What is required
Report how many lines in the listing below include the word "forum". Write nothing besides the number.

══ Records to process

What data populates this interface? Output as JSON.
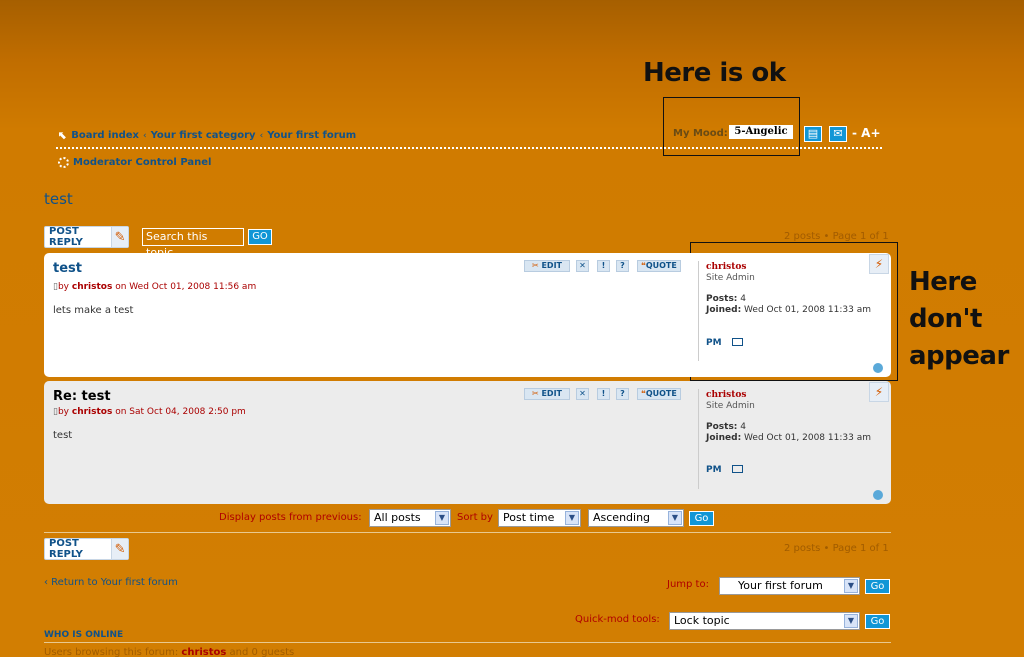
{
  "annotations": {
    "ok": "Here is ok",
    "not_appear": [
      "Here",
      "don't",
      "appear"
    ]
  },
  "breadcrumbs": {
    "board_index": "Board index",
    "category": "Your first category",
    "forum": "Your first forum",
    "separator": "‹"
  },
  "mcp_label": "Moderator Control Panel",
  "mood": {
    "label": "My Mood:",
    "value": "5-Angelic"
  },
  "fontsize_label": "- A+",
  "topic_title": "test",
  "post_reply_label": "POST REPLY",
  "search": {
    "placeholder": "Search this topic…",
    "go": "GO"
  },
  "pagination": "2 posts • Page 1 of 1",
  "post_buttons": {
    "edit": "EDIT",
    "delete": "✕",
    "report": "!",
    "info": "?",
    "quote": "QUOTE"
  },
  "posts": [
    {
      "title": "test",
      "by": "by",
      "author": "christos",
      "date": "on Wed Oct 01, 2008 11:56 am",
      "body": "lets make a test",
      "profile": {
        "name": "christos",
        "rank": "Site Admin",
        "posts_label": "Posts:",
        "posts": "4",
        "joined_label": "Joined:",
        "joined": "Wed Oct 01, 2008 11:33 am",
        "pm": "PM"
      }
    },
    {
      "title": "Re: test",
      "by": "by",
      "author": "christos",
      "date": "on Sat Oct 04, 2008 2:50 pm",
      "body": "test",
      "profile": {
        "name": "christos",
        "rank": "Site Admin",
        "posts_label": "Posts:",
        "posts": "4",
        "joined_label": "Joined:",
        "joined": "Wed Oct 01, 2008 11:33 am",
        "pm": "PM"
      }
    }
  ],
  "display_controls": {
    "display_label": "Display posts from previous:",
    "display_value": "All posts",
    "sort_label": "Sort by",
    "sort_value": "Post time",
    "order_value": "Ascending",
    "go": "Go"
  },
  "return_link": "‹ Return to Your first forum",
  "jump_to": {
    "label": "Jump to:",
    "value": "Your first forum",
    "go": "Go"
  },
  "quickmod": {
    "label": "Quick-mod tools:",
    "value": "Lock topic",
    "go": "Go"
  },
  "who_is_online": {
    "heading": "WHO IS ONLINE",
    "text_prefix": "Users browsing this forum:",
    "user": "christos",
    "text_suffix": "and 0 guests"
  },
  "colors": {
    "background": "#d07b00",
    "link": "#105289",
    "author": "#aa0000",
    "button": "#1196d6"
  }
}
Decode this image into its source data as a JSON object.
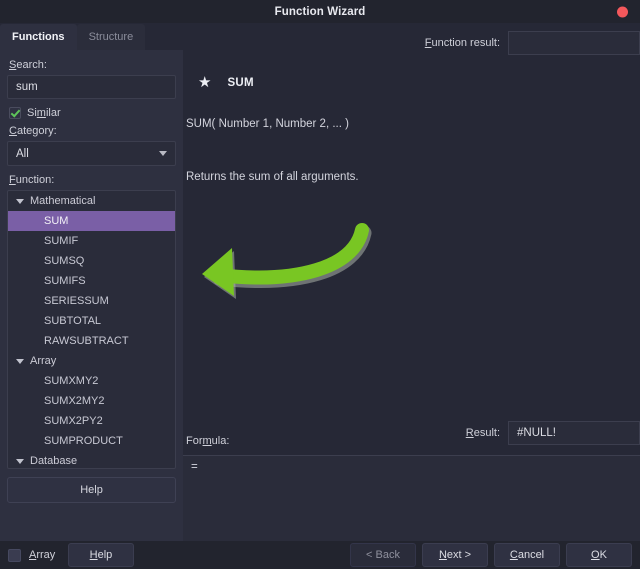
{
  "window": {
    "title": "Function Wizard",
    "close_icon": "close-dot-icon"
  },
  "tabs": [
    {
      "label": "Functions",
      "active": true
    },
    {
      "label": "Structure",
      "active": false
    }
  ],
  "sidebar": {
    "search": {
      "label": "Search:",
      "label_mnemonic": "S",
      "value": "sum",
      "placeholder": ""
    },
    "similar": {
      "label": "Similar",
      "checked": true
    },
    "category": {
      "label": "Category:",
      "label_mnemonic": "C",
      "value": "All",
      "caret_icon": "chevron-down-icon"
    },
    "function": {
      "label": "Function:",
      "label_mnemonic": "F"
    },
    "tree": [
      {
        "label": "Mathematical",
        "type": "group",
        "expanded": true
      },
      {
        "label": "SUM",
        "type": "leaf",
        "selected": true
      },
      {
        "label": "SUMIF",
        "type": "leaf"
      },
      {
        "label": "SUMSQ",
        "type": "leaf"
      },
      {
        "label": "SUMIFS",
        "type": "leaf"
      },
      {
        "label": "SERIESSUM",
        "type": "leaf"
      },
      {
        "label": "SUBTOTAL",
        "type": "leaf"
      },
      {
        "label": "RAWSUBTRACT",
        "type": "leaf"
      },
      {
        "label": "Array",
        "type": "group",
        "expanded": true
      },
      {
        "label": "SUMXMY2",
        "type": "leaf"
      },
      {
        "label": "SUMX2MY2",
        "type": "leaf"
      },
      {
        "label": "SUMX2PY2",
        "type": "leaf"
      },
      {
        "label": "SUMPRODUCT",
        "type": "leaf"
      },
      {
        "label": "Database",
        "type": "group",
        "expanded": true
      }
    ],
    "help_button": "Help"
  },
  "main": {
    "function_result": {
      "label": "Function result:",
      "label_mnemonic": "F",
      "value": ""
    },
    "function_title": "SUM",
    "star_icon": "star-icon",
    "signature": "SUM( Number 1, Number 2, ...  )",
    "description": "Returns the sum of all arguments.",
    "result": {
      "label": "Result:",
      "label_mnemonic": "R",
      "value": "#NULL!"
    },
    "formula": {
      "label": "Formula:",
      "value": "="
    }
  },
  "footer": {
    "array_checkbox": {
      "label": "Array",
      "checked": false
    },
    "help_button": "Help",
    "back_button": "< Back",
    "next_button": "Next >",
    "cancel_button": "Cancel",
    "ok_button": "OK"
  },
  "annotation": {
    "type": "curved-arrow",
    "direction": "left",
    "color": "#79c623",
    "points_to": "SUM"
  },
  "colors": {
    "window_bg": "#22242e",
    "dialog_bg": "#262836",
    "panel_bg": "#2e3040",
    "field_bg": "#2a2c3a",
    "selection": "#7a5fa6",
    "close_red": "#f4585c",
    "check_green": "#5ec45a",
    "arrow_green": "#79c623"
  }
}
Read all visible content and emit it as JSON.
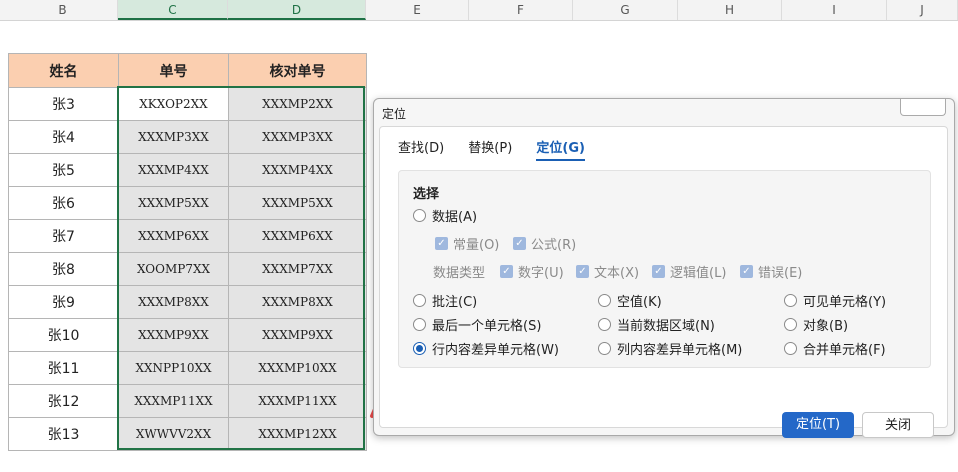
{
  "sheet": {
    "column_letters": [
      "B",
      "C",
      "D",
      "E",
      "F",
      "G",
      "H",
      "I",
      "J"
    ],
    "headers": [
      "姓名",
      "单号",
      "核对单号"
    ],
    "rows": [
      [
        "张3",
        "XKXOP2XX",
        "XXXMP2XX"
      ],
      [
        "张4",
        "XXXMP3XX",
        "XXXMP3XX"
      ],
      [
        "张5",
        "XXXMP4XX",
        "XXXMP4XX"
      ],
      [
        "张6",
        "XXXMP5XX",
        "XXXMP5XX"
      ],
      [
        "张7",
        "XXXMP6XX",
        "XXXMP6XX"
      ],
      [
        "张8",
        "XOOMP7XX",
        "XXXMP7XX"
      ],
      [
        "张9",
        "XXXMP8XX",
        "XXXMP8XX"
      ],
      [
        "张10",
        "XXXMP9XX",
        "XXXMP9XX"
      ],
      [
        "张11",
        "XXNPP10XX",
        "XXXMP10XX"
      ],
      [
        "张12",
        "XXXMP11XX",
        "XXXMP11XX"
      ],
      [
        "张13",
        "XWWVV2XX",
        "XXXMP12XX"
      ]
    ],
    "header_color": "#fbcfb0",
    "selection_color": "#217346"
  },
  "dialog": {
    "title": "定位",
    "tabs": [
      "查找(D)",
      "替换(P)",
      "定位(G)"
    ],
    "active_tab": "定位(G)",
    "group_title": "选择",
    "opt_data": "数据(A)",
    "sub_checks": [
      "常量(O)",
      "公式(R)"
    ],
    "data_type_label": "数据类型",
    "type_checks": [
      "数字(U)",
      "文本(X)",
      "逻辑值(L)",
      "错误(E)"
    ],
    "options": [
      "批注(C)",
      "空值(K)",
      "可见单元格(Y)",
      "最后一个单元格(S)",
      "当前数据区域(N)",
      "对象(B)",
      "行内容差异单元格(W)",
      "列内容差异单元格(M)",
      "合并单元格(F)"
    ],
    "selected_option": "行内容差异单元格(W)",
    "btn_locate": "定位(T)",
    "btn_close": "关闭",
    "accent": "#2468c8"
  },
  "arrow_color": "#e74c4c"
}
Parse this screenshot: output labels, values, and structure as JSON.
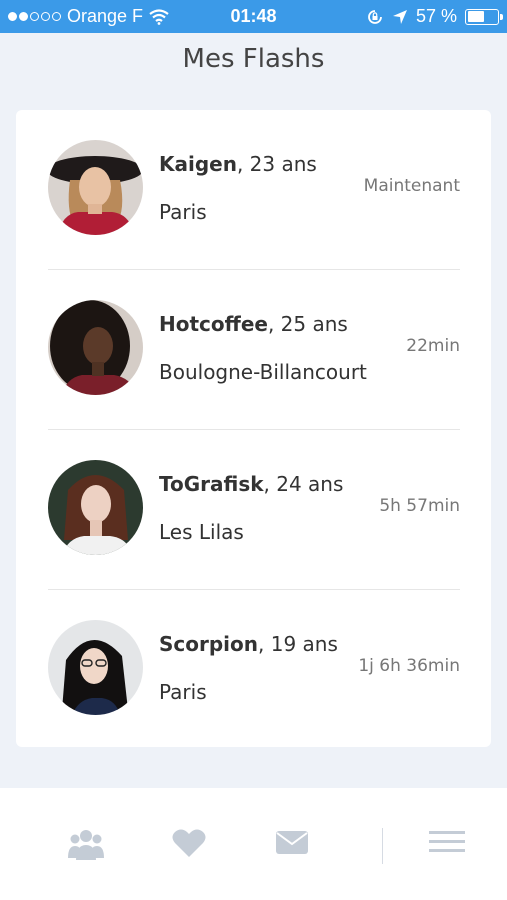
{
  "status_bar": {
    "carrier": "Orange F",
    "time": "01:48",
    "battery": "57 %",
    "battery_level": 0.57
  },
  "header": {
    "title": "Mes Flashs"
  },
  "flashes": [
    {
      "name": "Kaigen",
      "age": ", 23 ans",
      "city": "Paris",
      "time": "Maintenant"
    },
    {
      "name": "Hotcoffee",
      "age": ", 25 ans",
      "city": "Boulogne-Billancourt",
      "time": "22min"
    },
    {
      "name": "ToGrafisk",
      "age": ", 24 ans",
      "city": "Les Lilas",
      "time": "5h 57min"
    },
    {
      "name": "Scorpion",
      "age": ", 19 ans",
      "city": "Paris",
      "time": "1j 6h 36min"
    }
  ],
  "tabbar": {
    "icons": [
      "group-icon",
      "heart-icon",
      "mail-icon",
      "menu-icon"
    ],
    "icon_color": "#c4ccd6"
  },
  "colors": {
    "status_bar": "#3b9ae8",
    "background": "#eef2f8"
  }
}
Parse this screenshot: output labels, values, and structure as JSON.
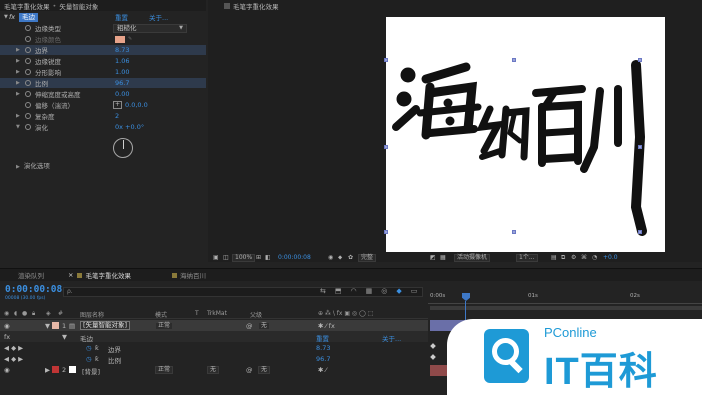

════

Answer to the task
4